- [Stated goal]
Isolate every line in the records below with "regulamento" in it.

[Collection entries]
....................

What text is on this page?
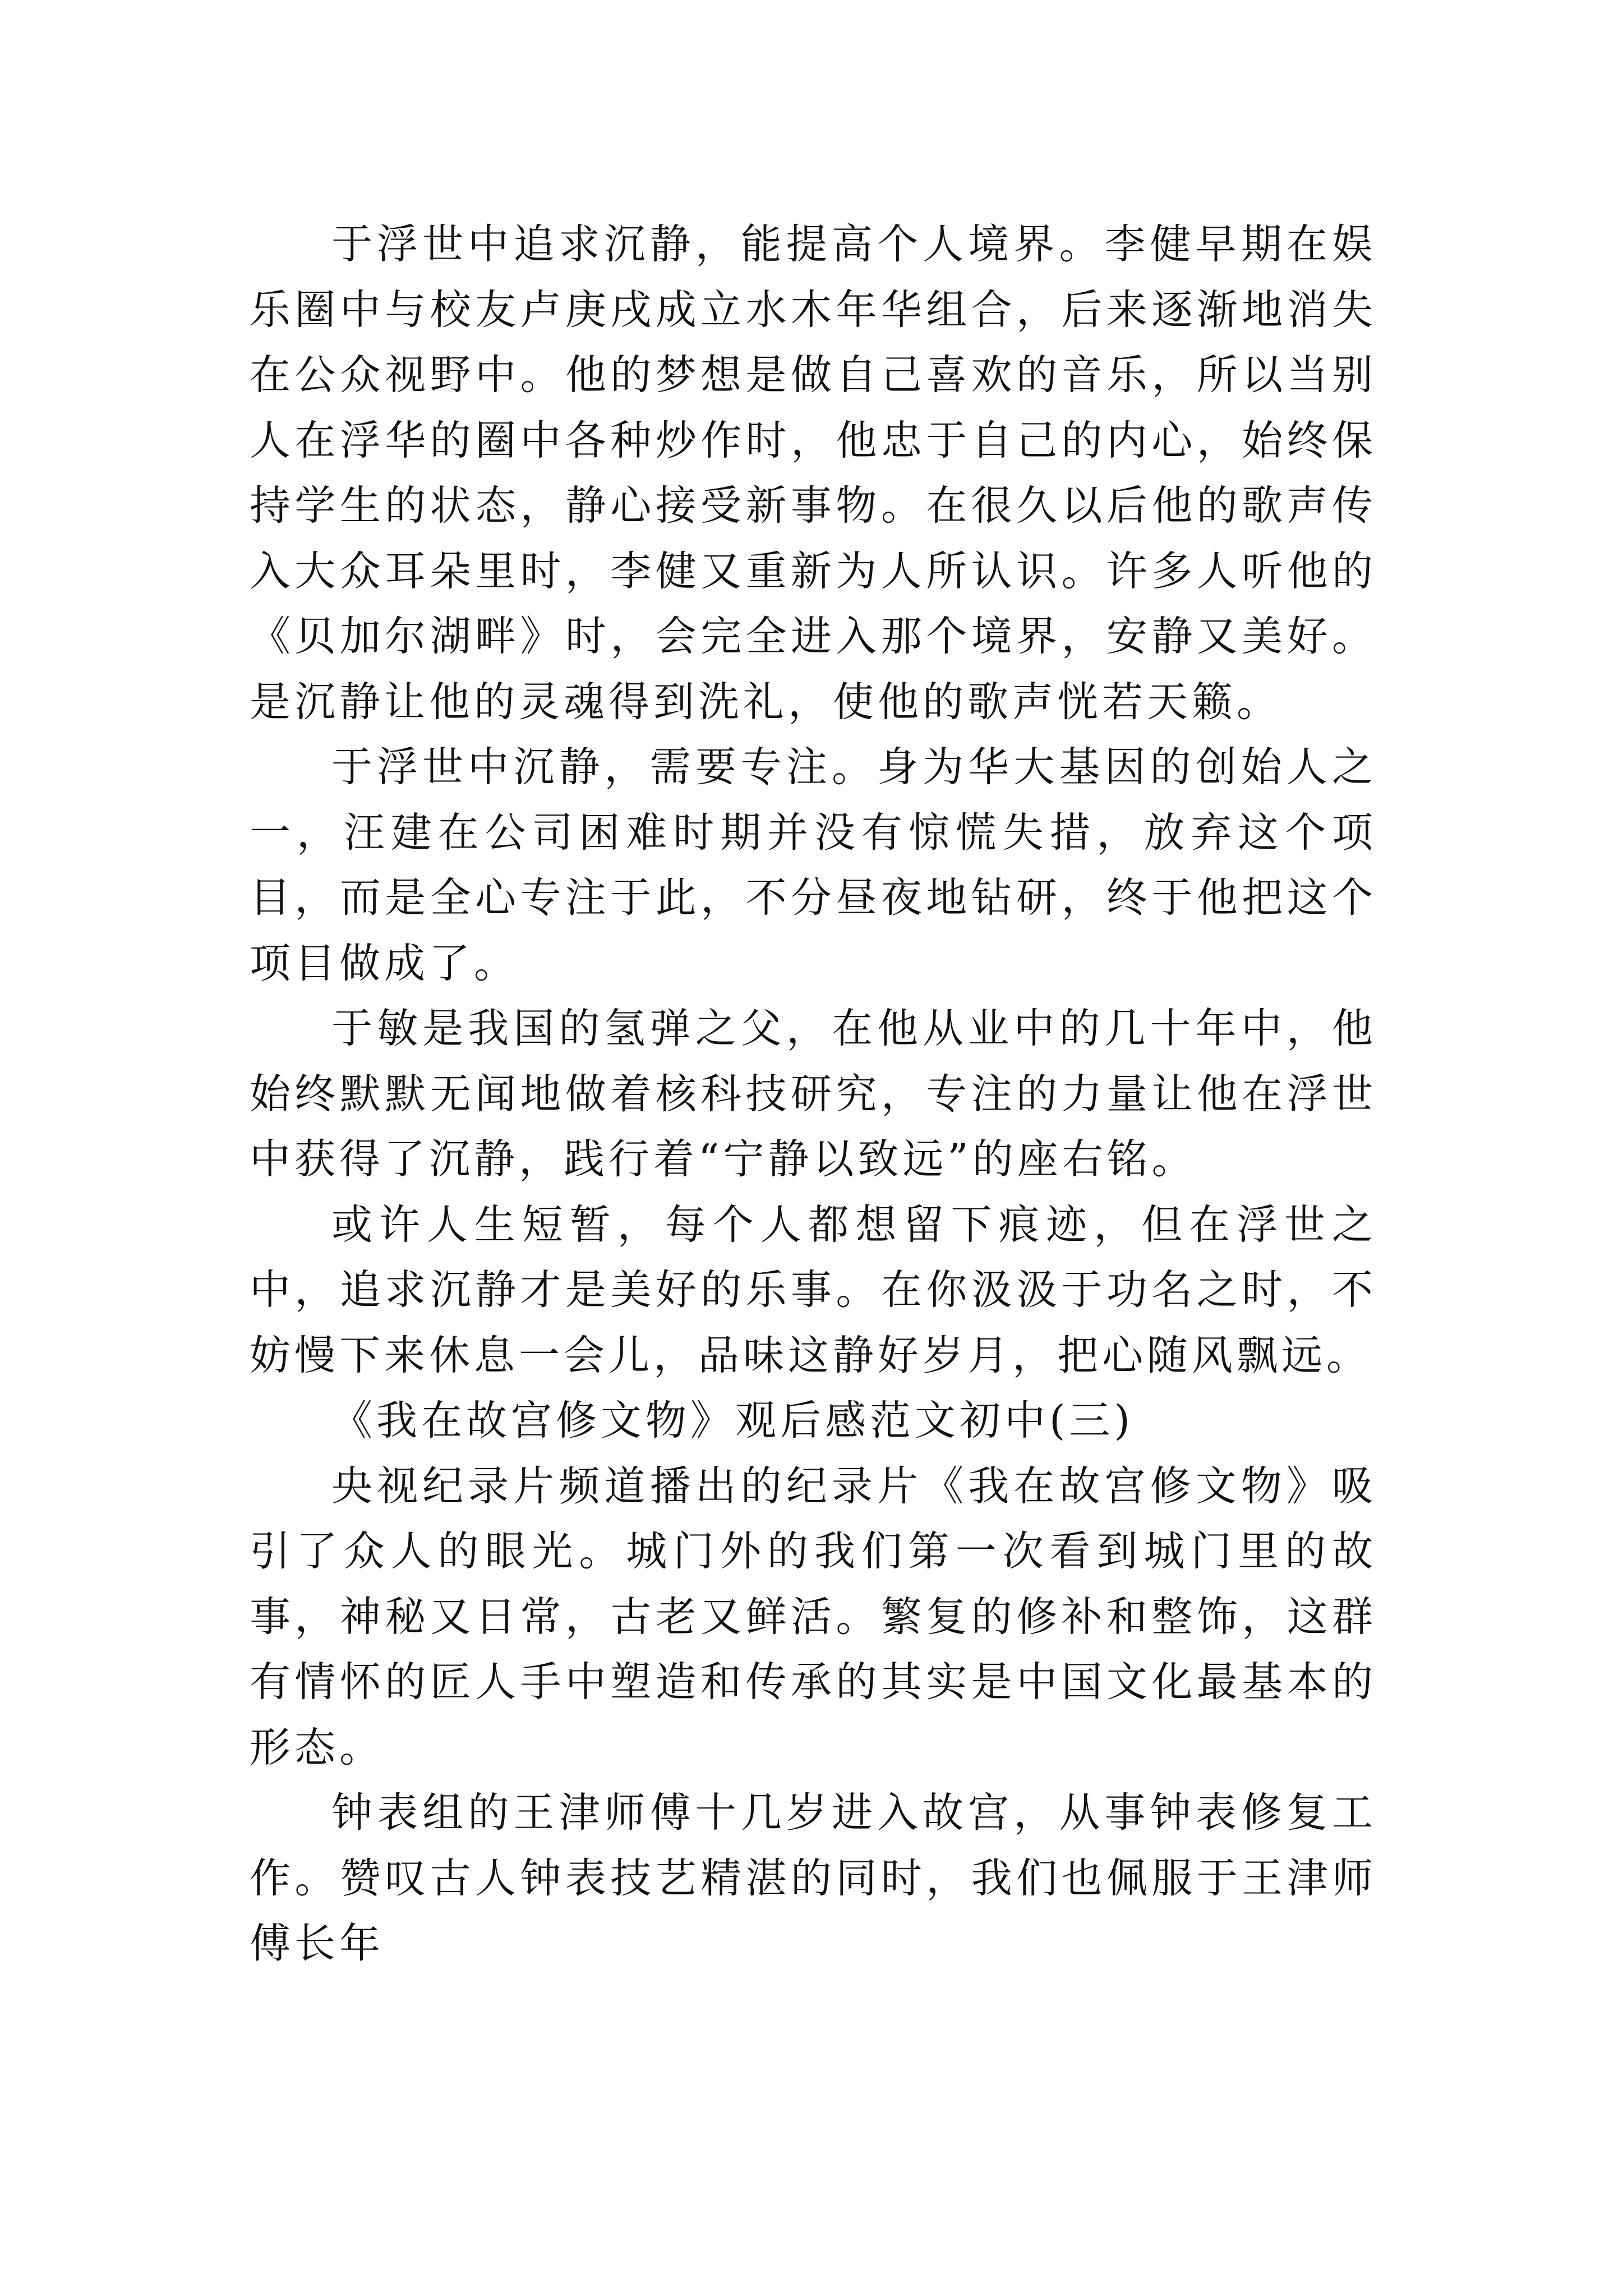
于浮世中追求沉静，能提高个人境界。李健早期在娱乐圈中与校友卢庚戌成立水木年华组合，后来逐渐地消失在公众视野中。他的梦想是做自己喜欢的音乐，所以当别人在浮华的圈中各种炒作时，他忠于自己的内心，始终保持学生的状态，静心接受新事物。在很久以后他的歌声传入大众耳朵里时，李健又重新为人所认识。许多人听他的《贝加尔湖畔》时，会完全进入那个境界，安静又美好。是沉静让他的灵魂得到洗礼，使他的歌声恍若天籁。

于浮世中沉静，需要专注。身为华大基因的创始人之一，汪建在公司困难时期并没有惊慌失措，放弃这个项目，而是全心专注于此，不分昼夜地钻研，终于他把这个项目做成了。

于敏是我国的氢弹之父，在他从业中的几十年中，他始终默默无闻地做着核科技研究，专注的力量让他在浮世中获得了沉静，践行着“宁静以致远”的座右铭。

或许人生短暂，每个人都想留下痕迹，但在浮世之中，追求沉静才是美好的乐事。在你汲汲于功名之时，不妨慢下来休息一会儿，品味这静好岁月，把心随风飘远。

《我在故宫修文物》观后感范文初中(三)

央视纪录片频道播出的纪录片《我在故宫修文物》吸引了众人的眼光。城门外的我们第一次看到城门里的故事，神秘又日常，古老又鲜活。繁复的修补和整饰，这群有情怀的匠人手中塑造和传承的其实是中国文化最基本的形态。

钟表组的王津师傅十几岁进入故宫，从事钟表修复工作。赞叹古人钟表技艺精湛的同时，我们也佩服于王津师傅长年
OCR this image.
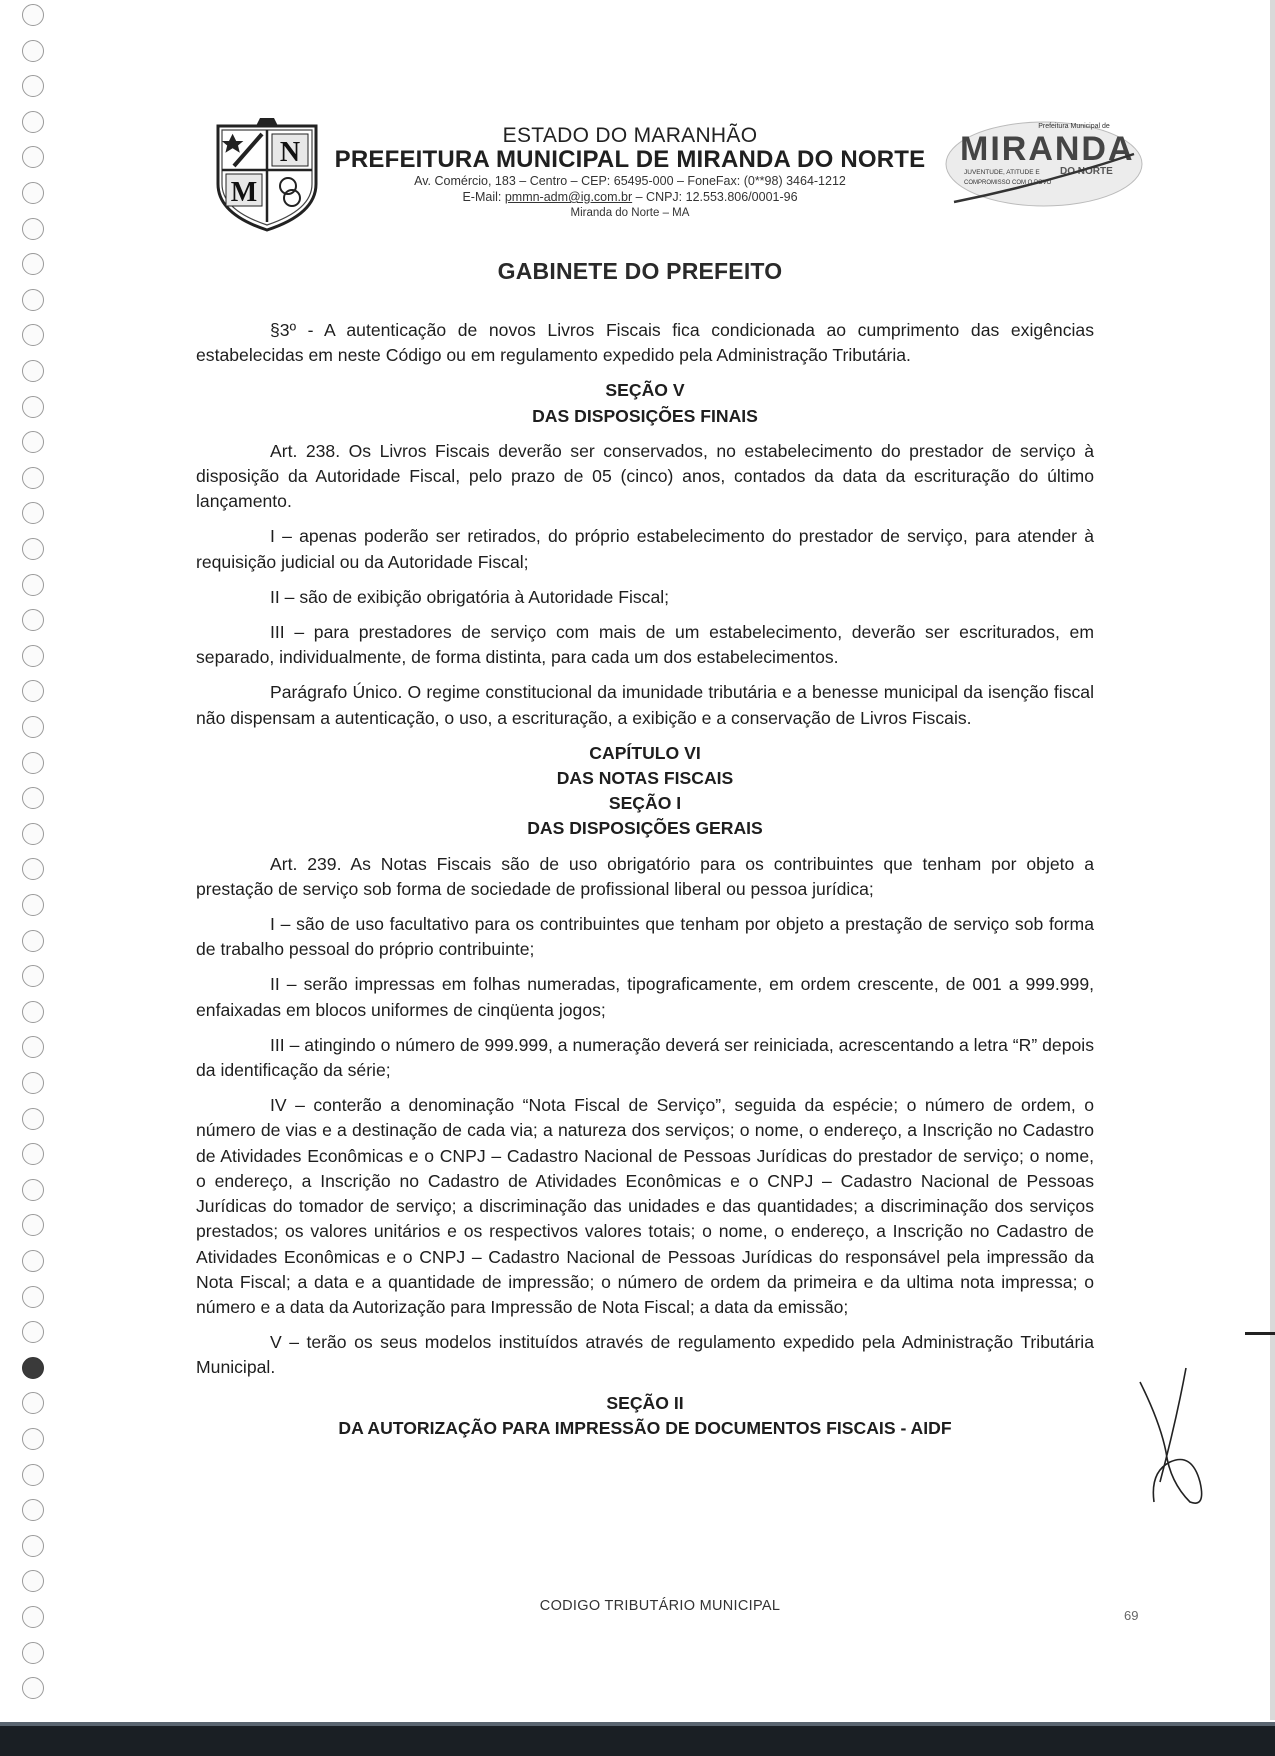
N
M
Prefeitura Municipal de
MIRANDA
JUVENTUDE, ATITUDE E DO NORTE
COMPROMISSO COM O POVO
ESTADO DO MARANHÃO
PREFEITURA MUNICIPAL DE MIRANDA DO NORTE
Av. Comércio, 183 – Centro – CEP: 65495-000 – FoneFax: (0**98) 3464-1212
E-Mail: pmmn-adm@ig.com.br – CNPJ: 12.553.806/0001-96
Miranda do Norte – MA
GABINETE DO PREFEITO

§3º - A autenticação de novos Livros Fiscais fica condicionada ao cumprimento das exigências estabelecidas em neste Código ou em regulamento expedido pela Administração Tributária.

SEÇÃO V
DAS DISPOSIÇÕES FINAIS

Art. 238. Os Livros Fiscais deverão ser conservados, no estabelecimento do prestador de serviço à disposição da Autoridade Fiscal, pelo prazo de 05 (cinco) anos, contados da data da escrituração do último lançamento.

I – apenas poderão ser retirados, do próprio estabelecimento do prestador de serviço, para atender à requisição judicial ou da Autoridade Fiscal;

II – são de exibição obrigatória à Autoridade Fiscal;

III – para prestadores de serviço com mais de um estabelecimento, deverão ser escriturados, em separado, individualmente, de forma distinta, para cada um dos estabelecimentos.

Parágrafo Único. O regime constitucional da imunidade tributária e a benesse municipal da isenção fiscal não dispensam a autenticação, o uso, a escrituração, a exibição e a conservação de Livros Fiscais.

CAPÍTULO VI
DAS NOTAS FISCAIS
SEÇÃO I
DAS DISPOSIÇÕES GERAIS

Art. 239. As Notas Fiscais são de uso obrigatório para os contribuintes que tenham por objeto a prestação de serviço sob forma de sociedade de profissional liberal ou pessoa jurídica;

I – são de uso facultativo para os contribuintes que tenham por objeto a prestação de serviço sob forma de trabalho pessoal do próprio contribuinte;

II – serão impressas em folhas numeradas, tipograficamente, em ordem crescente, de 001 a 999.999, enfaixadas em blocos uniformes de cinqüenta jogos;

III – atingindo o número de 999.999, a numeração deverá ser reiniciada, acrescentando a letra “R” depois da identificação da série;

IV – conterão a denominação “Nota Fiscal de Serviço”, seguida da espécie; o número de ordem, o número de vias e a destinação de cada via; a natureza dos serviços; o nome, o endereço, a Inscrição no Cadastro de Atividades Econômicas e o CNPJ – Cadastro Nacional de Pessoas Jurídicas do prestador de serviço; o nome, o endereço, a Inscrição no Cadastro de Atividades Econômicas e o CNPJ – Cadastro Nacional de Pessoas Jurídicas do tomador de serviço; a discriminação das unidades e das quantidades; a discriminação dos serviços prestados; os valores unitários e os respectivos valores totais; o nome, o endereço, a Inscrição no Cadastro de Atividades Econômicas e o CNPJ – Cadastro Nacional de Pessoas Jurídicas do responsável pela impressão da Nota Fiscal; a data e a quantidade de impressão; o número de ordem da primeira e da ultima nota impressa; o número e a data da Autorização para Impressão de Nota Fiscal; a data da emissão;

V – terão os seus modelos instituídos através de regulamento expedido pela Administração Tributária Municipal.

SEÇÃO II
DA AUTORIZAÇÃO PARA IMPRESSÃO DE DOCUMENTOS FISCAIS - AIDF
CODIGO TRIBUTÁRIO MUNICIPAL
69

....................

- [Solution]
§3º - A autenticação de novos Livros Fiscais fica condicionada ao cumprimento das exigências estabelecidas em neste Código ou em regulamento expedido pela Administração Tributária.
V – terão os seus modelos instituídos através de regulamento expedido pela Administração Tributária Municipal.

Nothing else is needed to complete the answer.